Goal — Rewrite the items from the line with "feature-card-healthy-life[interactable]: — Здоровый" to the line with "feature-label-nutrition[interactable]: — Правильное", putting "news-photo" wherever "press-photo" appears and leaving everything else unchanged.

Element box annotations —
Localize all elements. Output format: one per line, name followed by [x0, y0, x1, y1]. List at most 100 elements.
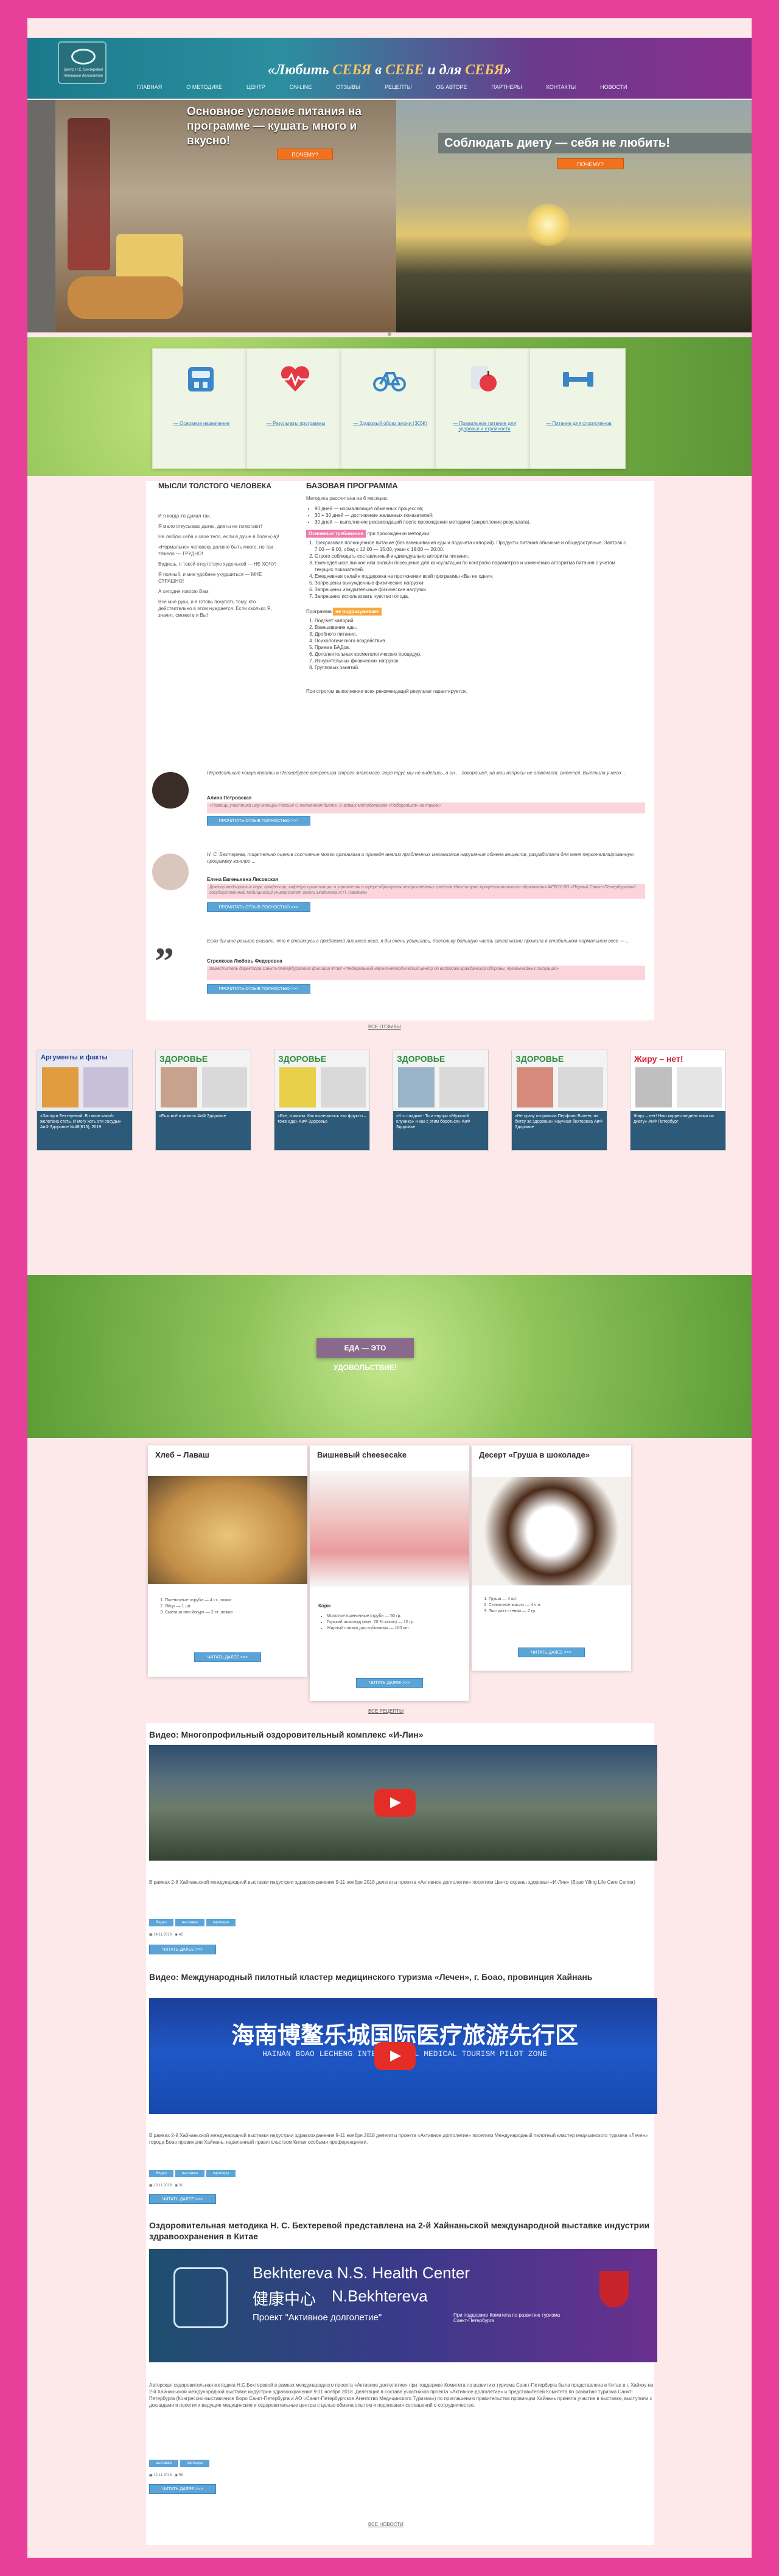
feature-card-healthy-life[interactable]: — Здоровый образ жизни (ЗОЖ): [341, 348, 437, 469]
press-photo: [321, 1067, 366, 1107]
press-photo: [42, 1067, 79, 1107]
feature-label-nutrition[interactable]: — Правильное питание для здоровья и стро…: [443, 421, 526, 432]
program-conditions: Трехразовое полноценное питание (без взв…: [315, 539, 631, 600]
recipe-read-more-button[interactable]: Читать далее >>>: [194, 1652, 261, 1662]
wine-bottle-image: [68, 118, 110, 270]
press-caption: «Ешь всё и много» АиФ Здоровье: [156, 1111, 251, 1150]
news-read-more-button[interactable]: Читать далее >>>: [149, 2194, 216, 2204]
bicycle-icon: [373, 372, 406, 391]
play-button-icon[interactable]: [374, 2042, 416, 2070]
feature-label-purpose[interactable]: — Основное назначение: [160, 421, 243, 426]
review-quote: Доктор медицинских наук, профессор, кафе…: [207, 884, 645, 899]
press-masthead: Аргументы и факты: [41, 1054, 108, 1061]
press-caption: Жиру – нет! Наш корреспондент пока на ди…: [631, 1111, 725, 1150]
banner-project: Проект "Активное долголетие": [253, 2312, 382, 2323]
recipe-read-more-button[interactable]: Читать далее >>>: [356, 1678, 423, 1688]
calendar-icon: ▣: [149, 1933, 153, 1937]
news-tag[interactable]: выставка: [149, 2460, 178, 2467]
nav-online[interactable]: On-line: [278, 84, 324, 90]
program-footer: При строгом выполнении всех рекомендаций…: [306, 689, 467, 694]
logo-line2: Активное долголетие: [63, 74, 103, 78]
video-player[interactable]: [149, 1745, 657, 1861]
hero-right-title: Соблюдать диету — себя не любить!: [438, 133, 752, 153]
press-item[interactable]: ЗДОРОВЬЕ «Ешь всё и много» АиФ Здоровье: [155, 1050, 251, 1151]
program-conditions-heading: Основные требования при прохождении мето…: [306, 530, 430, 538]
calendar-icon: ▣: [149, 2474, 153, 2477]
nav-contacts[interactable]: Контакты: [534, 84, 589, 90]
press-photo: [677, 1067, 722, 1107]
review-author: Стрелкова Любовь Федоровна: [207, 958, 282, 964]
nav-reviews[interactable]: Отзывы: [324, 84, 372, 90]
recipe-read-more-button[interactable]: Читать далее >>>: [518, 1648, 585, 1657]
review-text: Если бы мне раньше сказали, что я столкн…: [207, 938, 631, 944]
site-frame: «Любить СЕБЯ в СЕБЕ и для СЕБЯ» Центр Н.…: [27, 18, 752, 2558]
news-title: Видео: Многопрофильный оздоровительный к…: [149, 1730, 424, 1739]
program-subtitle: Методика рассчитана на 6 месяцев:: [306, 496, 388, 501]
press-cover: ЗДОРОВЬЕ: [393, 1050, 488, 1111]
news-tag[interactable]: Видео: [149, 2170, 173, 2177]
press-item[interactable]: ЗДОРОВЬЕ «Не сразу отправила Перфило Бол…: [511, 1050, 607, 1151]
nav-partners[interactable]: Партнеры: [480, 84, 534, 90]
main-nav: Главная О методике Центр On-line Отзывы …: [125, 84, 640, 90]
feature-card-results[interactable]: — Результаты программы: [246, 348, 343, 469]
play-button-icon[interactable]: [374, 1789, 416, 1817]
news-tag[interactable]: Видео: [149, 1919, 173, 1926]
press-masthead: ЗДОРОВЬЕ: [159, 1054, 208, 1064]
news-description: В рамках 2-й Хайнаньской международной в…: [149, 1879, 635, 1885]
calendar-icon: ▣: [149, 2184, 153, 2188]
press-item[interactable]: ЗДОРОВЬЕ «Все, в жизни: Как вылечились э…: [274, 1050, 370, 1151]
press-cover: ЗДОРОВЬЕ: [512, 1050, 607, 1111]
nav-center[interactable]: Центр: [234, 84, 278, 90]
nav-method[interactable]: О методике: [174, 84, 234, 90]
nav-recipes[interactable]: Рецепты: [372, 84, 424, 90]
news-tag[interactable]: выставка: [175, 1919, 204, 1926]
slider-dot[interactable]: [388, 332, 391, 336]
hero-right-button[interactable]: Почему?: [557, 158, 624, 169]
site-logo[interactable]: Центр Н.С. Бехтеревой Активное долголети…: [58, 41, 107, 84]
feature-label-sport[interactable]: — Питание для спортсменов: [537, 421, 620, 426]
news-title: Видео: Международный пилотный кластер ме…: [149, 1972, 593, 1982]
all-reviews-link[interactable]: Все отзывы: [368, 1024, 401, 1030]
feature-card-sport[interactable]: — Питание для спортсменов: [529, 348, 626, 469]
quote-icon: ”: [155, 940, 174, 977]
review-item: Передсольные концентраты в Петербурге вс…: [146, 766, 654, 839]
feature-card-nutrition[interactable]: — Правильное питание для здоровья и стро…: [435, 348, 531, 469]
news-read-more-button[interactable]: Читать далее >>>: [149, 2484, 216, 2494]
video-player[interactable]: 海南博鳌乐城国际医疗旅游先行区 HAINAN BOAO LECHENG INTE…: [149, 1998, 657, 2114]
recipe-title: Вишневый cheesecake: [317, 1450, 407, 1459]
press-item[interactable]: Аргументы и факты «Заслуги Бехтеревой: В…: [37, 1050, 133, 1151]
news-tag[interactable]: партнеры: [180, 2460, 209, 2467]
read-review-button[interactable]: Прочитать отзыв полностью >>>: [207, 902, 310, 912]
coat-of-arms-icon: [599, 2271, 629, 2308]
eye-icon: ◉: [174, 2474, 178, 2477]
read-review-button[interactable]: Прочитать отзыв полностью >>>: [207, 816, 310, 826]
news-tag[interactable]: выставка: [175, 2170, 204, 2177]
all-news-link[interactable]: Все новости: [368, 2522, 403, 2527]
nav-news[interactable]: Новости: [588, 84, 639, 90]
banner-center-title: Bekhtereva N.S. Health Center: [253, 2264, 470, 2282]
read-review-button[interactable]: Прочитать отзыв полностью >>>: [207, 984, 310, 994]
hero-left-button[interactable]: Почему?: [277, 149, 333, 160]
news-read-more-button[interactable]: Читать далее >>>: [149, 1945, 216, 1954]
press-cover: Аргументы и факты: [37, 1050, 132, 1111]
press-item[interactable]: Жиру – нет! Жиру – нет! Наш корреспонден…: [630, 1050, 726, 1151]
press-photo: [635, 1067, 672, 1107]
press-item[interactable]: ЗДОРОВЬЕ «Кто сладкое: То и внутри «Мужс…: [393, 1050, 489, 1151]
feature-label-healthy-life[interactable]: — Здоровый образ жизни (ЗОЖ): [349, 421, 431, 426]
news-description: В рамках 2-й Хайнаньской международной в…: [149, 2133, 648, 2145]
thoughts-text: И я когда-то думал так. Я мало откусываю…: [158, 513, 279, 618]
all-recipes-link[interactable]: Все рецепты: [368, 1708, 403, 1714]
news-tag[interactable]: партнеры: [206, 2170, 236, 2177]
nav-author[interactable]: Об авторе: [424, 84, 480, 90]
recipe-subtitle: Корж: [318, 1603, 331, 1609]
recipe-title: Десерт «Груша в шоколаде»: [479, 1450, 590, 1459]
nav-home[interactable]: Главная: [125, 84, 174, 90]
news-tag[interactable]: партнеры: [206, 1919, 236, 1926]
eye-icon: ◉: [174, 1933, 178, 1937]
recipe-ingredients: Пшеничные отруби — 4 ст. ложки Яйцо — 1 …: [165, 1598, 299, 1616]
feature-label-results[interactable]: — Результаты программы: [254, 421, 337, 426]
feature-card-purpose[interactable]: — Основное назначение: [152, 348, 248, 469]
press-caption: «Кто сладкое: То и внутри «Мужской клуни…: [393, 1111, 488, 1150]
press-masthead: ЗДОРОВЬЕ: [278, 1054, 327, 1064]
press-photo: [279, 1067, 316, 1107]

Reply to the task —
feature-card-healthy-life[interactable]: — Здоровый образ жизни (ЗОЖ): [341, 348, 437, 469]
news-photo: [321, 1067, 366, 1107]
news-photo: [42, 1067, 79, 1107]
feature-label-nutrition[interactable]: — Правильное питание для здоровья и стро…: [443, 421, 526, 432]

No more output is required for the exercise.